Entries shown start

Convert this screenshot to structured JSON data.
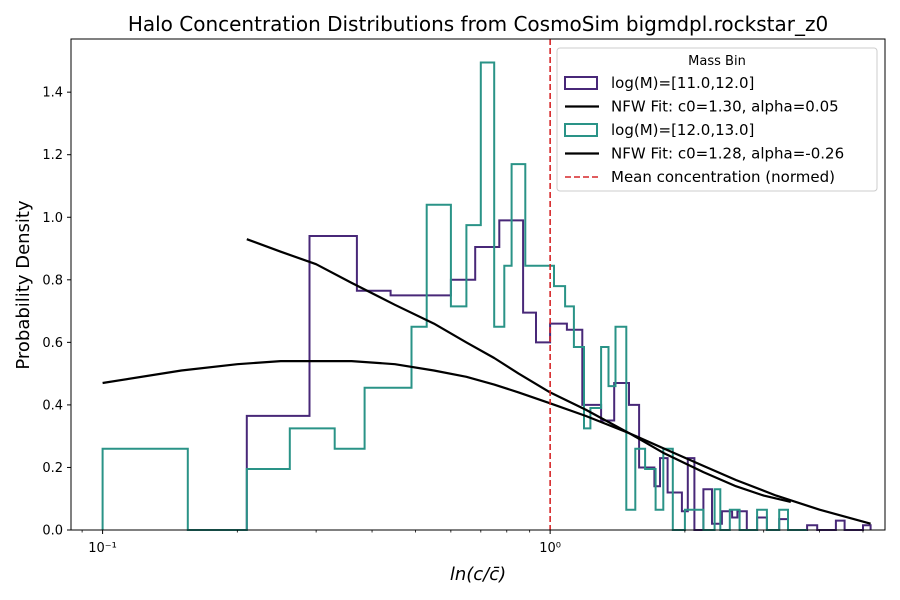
{
  "chart_data": {
    "type": "step-histogram",
    "title": "Halo Concentration Distributions from CosmoSim bigmdpl.rockstar_z0",
    "xlabel": "ln(c/c̄)",
    "ylabel": "Probability Density",
    "xscale": "log",
    "xlim": [
      0.085,
      5.6
    ],
    "ylim": [
      0,
      1.57
    ],
    "x_major_ticks": [
      0.1,
      1
    ],
    "x_major_tick_labels": [
      "10⁻¹",
      "10⁰"
    ],
    "y_ticks": [
      0.0,
      0.2,
      0.4,
      0.6,
      0.8,
      1.0,
      1.2,
      1.4
    ],
    "y_tick_labels": [
      "0.0",
      "0.2",
      "0.4",
      "0.6",
      "0.8",
      "1.0",
      "1.2",
      "1.4"
    ],
    "grid": false,
    "legend": {
      "title": "Mass Bin",
      "placement": "top-right"
    },
    "histograms": [
      {
        "name": "log(M)=[11.0,12.0]",
        "color": "#482878",
        "steps": [
          [
            0.21,
            0.0
          ],
          [
            0.21,
            0.365
          ],
          [
            0.29,
            0.365
          ],
          [
            0.29,
            0.94
          ],
          [
            0.37,
            0.94
          ],
          [
            0.37,
            0.765
          ],
          [
            0.44,
            0.765
          ],
          [
            0.44,
            0.75
          ],
          [
            0.6,
            0.75
          ],
          [
            0.6,
            0.8
          ],
          [
            0.68,
            0.8
          ],
          [
            0.68,
            0.905
          ],
          [
            0.77,
            0.905
          ],
          [
            0.77,
            0.99
          ],
          [
            0.87,
            0.99
          ],
          [
            0.87,
            0.695
          ],
          [
            0.93,
            0.695
          ],
          [
            0.93,
            0.6
          ],
          [
            1.0,
            0.6
          ],
          [
            1.0,
            0.66
          ],
          [
            1.09,
            0.66
          ],
          [
            1.09,
            0.64
          ],
          [
            1.18,
            0.64
          ],
          [
            1.18,
            0.4
          ],
          [
            1.3,
            0.4
          ],
          [
            1.3,
            0.35
          ],
          [
            1.39,
            0.35
          ],
          [
            1.39,
            0.47
          ],
          [
            1.5,
            0.47
          ],
          [
            1.5,
            0.4
          ],
          [
            1.58,
            0.4
          ],
          [
            1.58,
            0.2
          ],
          [
            1.71,
            0.2
          ],
          [
            1.71,
            0.14
          ],
          [
            1.76,
            0.14
          ],
          [
            1.76,
            0.23
          ],
          [
            1.83,
            0.23
          ],
          [
            1.83,
            0.12
          ],
          [
            1.89,
            0.12
          ],
          [
            1.89,
            0.12
          ],
          [
            1.97,
            0.12
          ],
          [
            1.97,
            0.06
          ],
          [
            2.03,
            0.06
          ],
          [
            2.03,
            0.23
          ],
          [
            2.1,
            0.23
          ],
          [
            2.1,
            0.0
          ],
          [
            2.2,
            0.0
          ],
          [
            2.2,
            0.13
          ],
          [
            2.3,
            0.13
          ],
          [
            2.3,
            0.02
          ],
          [
            2.42,
            0.02
          ],
          [
            2.42,
            0.06
          ],
          [
            2.55,
            0.06
          ],
          [
            2.55,
            0.04
          ],
          [
            2.62,
            0.04
          ],
          [
            2.62,
            0.06
          ],
          [
            2.75,
            0.06
          ],
          [
            2.75,
            0.0
          ],
          [
            2.9,
            0.0
          ],
          [
            2.9,
            0.04
          ],
          [
            3.05,
            0.04
          ],
          [
            3.05,
            0.0
          ],
          [
            3.25,
            0.0
          ],
          [
            3.25,
            0.035
          ],
          [
            3.4,
            0.035
          ],
          [
            3.4,
            0.0
          ],
          [
            3.75,
            0.0
          ],
          [
            3.75,
            0.015
          ],
          [
            3.95,
            0.015
          ],
          [
            3.95,
            0.0
          ],
          [
            4.35,
            0.0
          ],
          [
            4.35,
            0.03
          ],
          [
            4.55,
            0.03
          ],
          [
            4.55,
            0.0
          ],
          [
            5.0,
            0.0
          ],
          [
            5.0,
            0.015
          ],
          [
            5.2,
            0.015
          ],
          [
            5.2,
            0.0
          ]
        ]
      },
      {
        "name": "log(M)=[12.0,13.0]",
        "color": "#2a9387",
        "steps": [
          [
            0.1,
            0.0
          ],
          [
            0.1,
            0.26
          ],
          [
            0.155,
            0.26
          ],
          [
            0.155,
            0.0
          ],
          [
            0.21,
            0.0
          ],
          [
            0.21,
            0.195
          ],
          [
            0.262,
            0.195
          ],
          [
            0.262,
            0.325
          ],
          [
            0.33,
            0.325
          ],
          [
            0.33,
            0.26
          ],
          [
            0.385,
            0.26
          ],
          [
            0.385,
            0.455
          ],
          [
            0.49,
            0.455
          ],
          [
            0.49,
            0.65
          ],
          [
            0.53,
            0.65
          ],
          [
            0.53,
            1.04
          ],
          [
            0.6,
            1.04
          ],
          [
            0.6,
            0.715
          ],
          [
            0.65,
            0.715
          ],
          [
            0.65,
            0.975
          ],
          [
            0.7,
            0.975
          ],
          [
            0.7,
            1.495
          ],
          [
            0.75,
            1.495
          ],
          [
            0.75,
            0.65
          ],
          [
            0.79,
            0.65
          ],
          [
            0.79,
            0.845
          ],
          [
            0.82,
            0.845
          ],
          [
            0.82,
            1.17
          ],
          [
            0.88,
            1.17
          ],
          [
            0.88,
            0.845
          ],
          [
            1.02,
            0.845
          ],
          [
            1.02,
            0.78
          ],
          [
            1.08,
            0.78
          ],
          [
            1.08,
            0.715
          ],
          [
            1.13,
            0.715
          ],
          [
            1.13,
            0.585
          ],
          [
            1.19,
            0.585
          ],
          [
            1.19,
            0.325
          ],
          [
            1.23,
            0.325
          ],
          [
            1.23,
            0.39
          ],
          [
            1.3,
            0.39
          ],
          [
            1.3,
            0.585
          ],
          [
            1.35,
            0.585
          ],
          [
            1.35,
            0.46
          ],
          [
            1.4,
            0.46
          ],
          [
            1.4,
            0.65
          ],
          [
            1.48,
            0.65
          ],
          [
            1.48,
            0.065
          ],
          [
            1.55,
            0.065
          ],
          [
            1.55,
            0.26
          ],
          [
            1.63,
            0.26
          ],
          [
            1.63,
            0.195
          ],
          [
            1.72,
            0.195
          ],
          [
            1.72,
            0.065
          ],
          [
            1.79,
            0.065
          ],
          [
            1.79,
            0.26
          ],
          [
            1.88,
            0.26
          ],
          [
            1.88,
            0.0
          ],
          [
            2.0,
            0.0
          ],
          [
            2.0,
            0.065
          ],
          [
            2.2,
            0.065
          ],
          [
            2.2,
            0.0
          ],
          [
            2.33,
            0.0
          ],
          [
            2.33,
            0.13
          ],
          [
            2.4,
            0.13
          ],
          [
            2.4,
            0.0
          ],
          [
            2.52,
            0.0
          ],
          [
            2.52,
            0.065
          ],
          [
            2.65,
            0.065
          ],
          [
            2.65,
            0.0
          ],
          [
            2.9,
            0.0
          ],
          [
            2.9,
            0.065
          ],
          [
            3.05,
            0.065
          ],
          [
            3.05,
            0.0
          ],
          [
            3.25,
            0.0
          ],
          [
            3.25,
            0.065
          ],
          [
            3.4,
            0.065
          ],
          [
            3.4,
            0.0
          ],
          [
            3.75,
            0.0
          ]
        ]
      }
    ],
    "fits": [
      {
        "name": "NFW Fit: c0=1.30, alpha=0.05",
        "color": "#000000",
        "points": [
          [
            0.1,
            0.47
          ],
          [
            0.15,
            0.51
          ],
          [
            0.2,
            0.53
          ],
          [
            0.25,
            0.54
          ],
          [
            0.3,
            0.54
          ],
          [
            0.36,
            0.54
          ],
          [
            0.45,
            0.53
          ],
          [
            0.55,
            0.51
          ],
          [
            0.65,
            0.49
          ],
          [
            0.75,
            0.465
          ],
          [
            0.85,
            0.44
          ],
          [
            1.0,
            0.405
          ],
          [
            1.2,
            0.365
          ],
          [
            1.5,
            0.31
          ],
          [
            1.8,
            0.26
          ],
          [
            2.2,
            0.205
          ],
          [
            2.6,
            0.16
          ],
          [
            3.2,
            0.11
          ],
          [
            4.0,
            0.065
          ],
          [
            5.2,
            0.02
          ]
        ]
      },
      {
        "name": "NFW Fit: c0=1.28, alpha=-0.26",
        "color": "#000000",
        "points": [
          [
            0.21,
            0.93
          ],
          [
            0.25,
            0.89
          ],
          [
            0.3,
            0.85
          ],
          [
            0.36,
            0.79
          ],
          [
            0.45,
            0.72
          ],
          [
            0.55,
            0.66
          ],
          [
            0.65,
            0.6
          ],
          [
            0.75,
            0.55
          ],
          [
            0.85,
            0.5
          ],
          [
            1.0,
            0.44
          ],
          [
            1.2,
            0.385
          ],
          [
            1.5,
            0.31
          ],
          [
            1.8,
            0.245
          ],
          [
            2.2,
            0.185
          ],
          [
            2.6,
            0.14
          ],
          [
            3.0,
            0.11
          ],
          [
            3.45,
            0.09
          ]
        ]
      }
    ],
    "reference_lines": [
      {
        "name": "Mean concentration (normed)",
        "orientation": "vertical",
        "x": 1.0,
        "color": "#d62728",
        "style": "dashed"
      }
    ]
  },
  "legend_entries": [
    {
      "label": "log(M)=[11.0,12.0]",
      "kind": "box",
      "color": "#482878"
    },
    {
      "label": "NFW Fit: c0=1.30, alpha=0.05",
      "kind": "line",
      "color": "#000000"
    },
    {
      "label": "log(M)=[12.0,13.0]",
      "kind": "box",
      "color": "#2a9387"
    },
    {
      "label": "NFW Fit: c0=1.28, alpha=-0.26",
      "kind": "line",
      "color": "#000000"
    },
    {
      "label": "Mean concentration (normed)",
      "kind": "dash",
      "color": "#d62728"
    }
  ]
}
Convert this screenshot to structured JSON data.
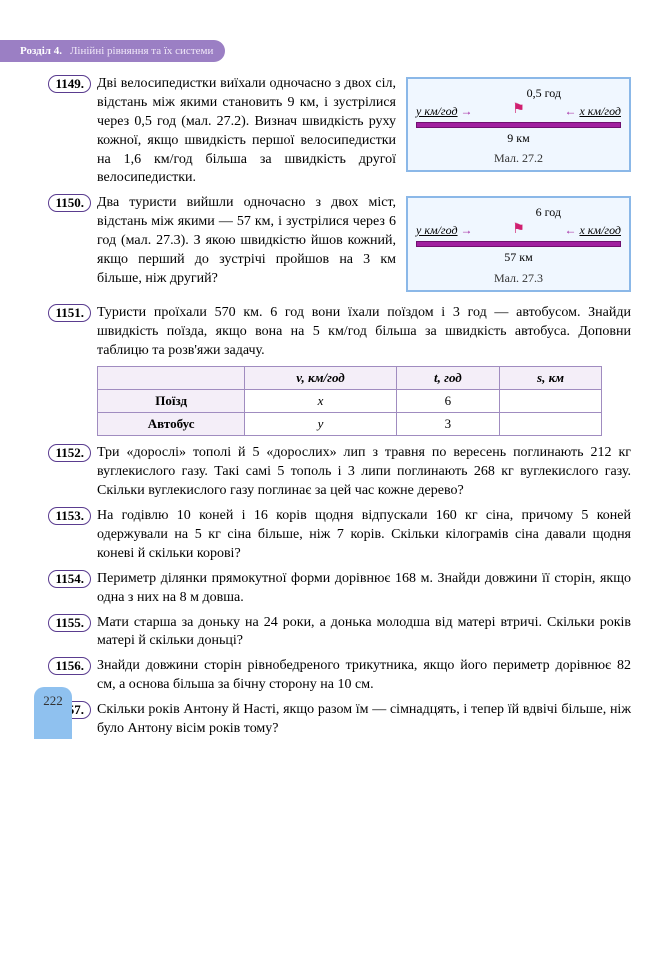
{
  "header": {
    "section": "Розділ 4.",
    "title": "Лінійні рівняння та їх системи"
  },
  "problems": {
    "p1149": {
      "num": "1149.",
      "text_a": "Дві велосипедистки виїхали одночасно з двох сіл, відстань між якими становить 9 км, і зустрілися через 0,5 год (мал. 27.2). Визнач швидкість руху кожної, якщо швидкість першої велосипедистки на 1,6 км/год більша за швидкість другої велосипедистки."
    },
    "p1150": {
      "num": "1150.",
      "text": "Два туристи вийшли одночасно з двох міст, відстань між якими — 57 км, і зустрілися через 6 год (мал. 27.3). З якою швидкістю йшов кожний, якщо перший до зустрічі пройшов на 3 км більше, ніж другий?"
    },
    "p1151": {
      "num": "1151.",
      "text": "Туристи проїхали 570 км. 6 год вони їхали поїздом і 3 год — автобусом. Знайди швидкість поїзда, якщо вона на 5 км/год більша за швидкість автобуса. Доповни таблицю та розв'яжи задачу."
    },
    "p1152": {
      "num": "1152.",
      "text": "Три «дорослі» тополі й 5 «дорослих» лип з травня по вересень поглинають 212 кг вуглекислого газу. Такі самі 5 тополь і 3 липи поглинають 268 кг вуглекислого газу. Скільки вуглекислого газу поглинає за цей час кожне дерево?"
    },
    "p1153": {
      "num": "1153.",
      "text": "На годівлю 10 коней і 16 корів щодня відпускали 160 кг сіна, причому 5 коней одержували на 5 кг сіна більше, ніж 7 корів. Скільки кілограмів сіна давали щодня коневі й скільки корові?"
    },
    "p1154": {
      "num": "1154.",
      "text": "Периметр ділянки прямокутної форми дорівнює 168 м. Знайди довжини її сторін, якщо одна з них на 8 м довша."
    },
    "p1155": {
      "num": "1155.",
      "text": "Мати старша за доньку на 24 роки, а донька молодша від матері втричі. Скільки років матері й скільки доньці?"
    },
    "p1156": {
      "num": "1156.",
      "text": "Знайди довжини сторін рівнобедреного трикутника, якщо його периметр дорівнює 82 см, а основа більша за бічну сторону на 10 см."
    },
    "p1157": {
      "num": "1157.",
      "text": "Скільки років Антону й Насті, якщо разом їм — сімнадцять, і тепер їй вдвічі більше, ніж було Антону вісім років тому?"
    }
  },
  "diagram1": {
    "top": "0,5 год",
    "left_label": "y км/год",
    "right_label": "x км/год",
    "bottom": "9 км",
    "caption": "Мал. 27.2",
    "border_color": "#8bb8e8",
    "bg_color": "#f0f7ff",
    "line_color": "#a020a0"
  },
  "diagram2": {
    "top": "6 год",
    "left_label": "y км/год",
    "right_label": "x км/год",
    "bottom": "57 км",
    "caption": "Мал. 27.3"
  },
  "table": {
    "headers": [
      "",
      "v, км/год",
      "t, год",
      "s, км"
    ],
    "rows": [
      [
        "Поїзд",
        "x",
        "6",
        ""
      ],
      [
        "Автобус",
        "y",
        "3",
        ""
      ]
    ],
    "header_bg": "#f4eef8",
    "border_color": "#a08cc0"
  },
  "page_number": "222",
  "colors": {
    "header_band": "#9b7fc4",
    "num_border": "#5a3c8f",
    "pagenum_bg": "#8fc1ef"
  }
}
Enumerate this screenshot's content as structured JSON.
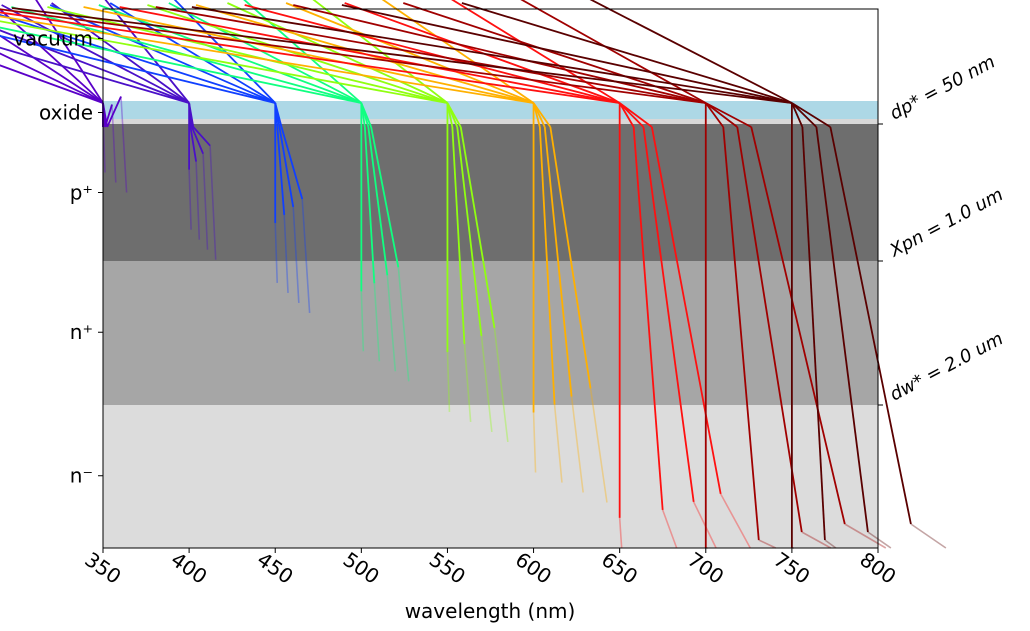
{
  "chart_data": {
    "type": "line",
    "title": "",
    "xlabel": "wavelength (nm)",
    "ylabel": "",
    "xlim": [
      350,
      800
    ],
    "xticks": [
      350,
      400,
      450,
      500,
      550,
      600,
      650,
      700,
      750,
      800
    ],
    "xtick_labels": [
      "350",
      "400",
      "450",
      "500",
      "550",
      "600",
      "650",
      "700",
      "750",
      "800"
    ],
    "layers": [
      {
        "name": "vacuum",
        "label": "vacuum",
        "color": "#ffffff",
        "y_top": 0,
        "y_bottom": 1
      },
      {
        "name": "oxide",
        "label": "oxide",
        "color": "#add8e6",
        "y_top": 1,
        "y_bottom": 1.1
      },
      {
        "name": "p-plus",
        "label": "p⁺",
        "color": "#6e6e6e",
        "y_top": 1.1,
        "y_bottom": 2.0
      },
      {
        "name": "n-plus",
        "label": "n⁺",
        "color": "#a6a6a6",
        "y_top": 2.0,
        "y_bottom": 2.95
      },
      {
        "name": "n-minus",
        "label": "n⁻",
        "color": "#dcdcdc",
        "y_top": 2.95,
        "y_bottom": 3.9
      }
    ],
    "right_annotations": [
      {
        "name": "dp-annotation",
        "text": "dp* = 50 nm",
        "boundary": 1.1
      },
      {
        "name": "xpn-annotation",
        "text": "Xpn = 1.0 um",
        "boundary": 2.0
      },
      {
        "name": "dw-annotation",
        "text": "dw* = 2.0 um",
        "boundary": 2.95
      }
    ],
    "series": [
      {
        "name": "350 nm",
        "wavelength": 350,
        "color": "#5a00c8",
        "bottom": 1.05,
        "spread": [
          0,
          6,
          12
        ]
      },
      {
        "name": "400 nm",
        "wavelength": 400,
        "color": "#4a10c8",
        "bottom": 1.4,
        "spread": [
          0,
          4,
          8,
          12
        ]
      },
      {
        "name": "450 nm",
        "wavelength": 450,
        "color": "#1040ff",
        "bottom": 1.75,
        "spread": [
          0,
          6,
          12,
          18
        ]
      },
      {
        "name": "500 nm",
        "wavelength": 500,
        "color": "#10ff80",
        "bottom": 2.2,
        "spread": [
          0,
          10,
          20,
          28
        ]
      },
      {
        "name": "550 nm",
        "wavelength": 550,
        "color": "#90ff10",
        "bottom": 2.6,
        "spread": [
          0,
          14,
          28,
          38
        ]
      },
      {
        "name": "600 nm",
        "wavelength": 600,
        "color": "#ffb000",
        "bottom": 3.0,
        "spread": [
          0,
          18,
          32,
          48
        ]
      },
      {
        "name": "650 nm",
        "wavelength": 650,
        "color": "#ff1010",
        "bottom": 3.7,
        "spread": [
          0,
          40,
          68,
          92
        ]
      },
      {
        "name": "700 nm",
        "wavelength": 700,
        "color": "#a00000",
        "bottom": 3.9,
        "spread": [
          0,
          50,
          90,
          130
        ]
      },
      {
        "name": "750 nm",
        "wavelength": 750,
        "color": "#5a0000",
        "bottom": 3.9,
        "spread": [
          0,
          30,
          70,
          110
        ]
      }
    ]
  }
}
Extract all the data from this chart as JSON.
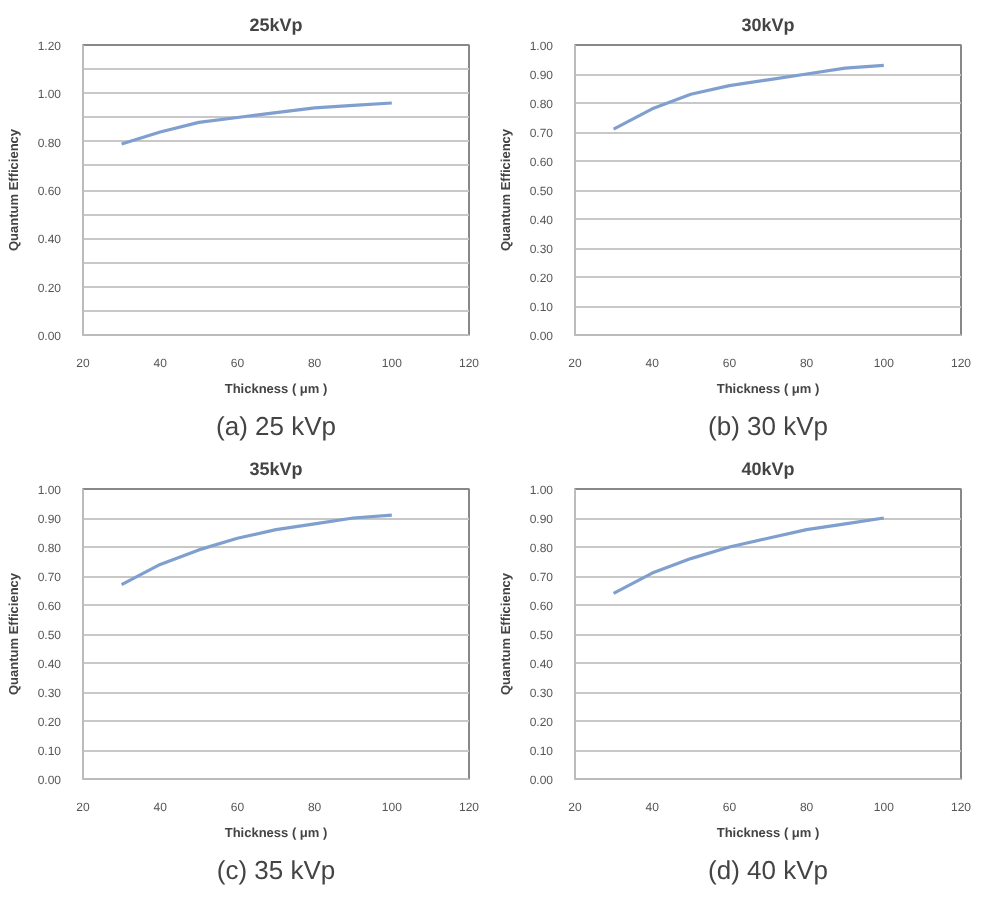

Entries shown end

## Given task
Gather up the lines that contain the word "відстань".

## Result
      "text_a": "Дві велосипедистки виїхали одночасно з двох сіл, відстань між якими становить 9 км, і зустрілися через 0,5 год (мал. 27.2). Визнач швидкість руху кожної, якщо швидкість першої велосипедистки на 1,6 км/год більша за швидкість другої велосипедистки."
      "text": "Два туристи вийшли одночасно з двох міст, відстань між якими — 57 км, і зустрілися через 6 год (мал. 27.3). З якою швидкістю йшов кожний, якщо перший до зустрічі пройшов на 3 км більше, ніж другий?"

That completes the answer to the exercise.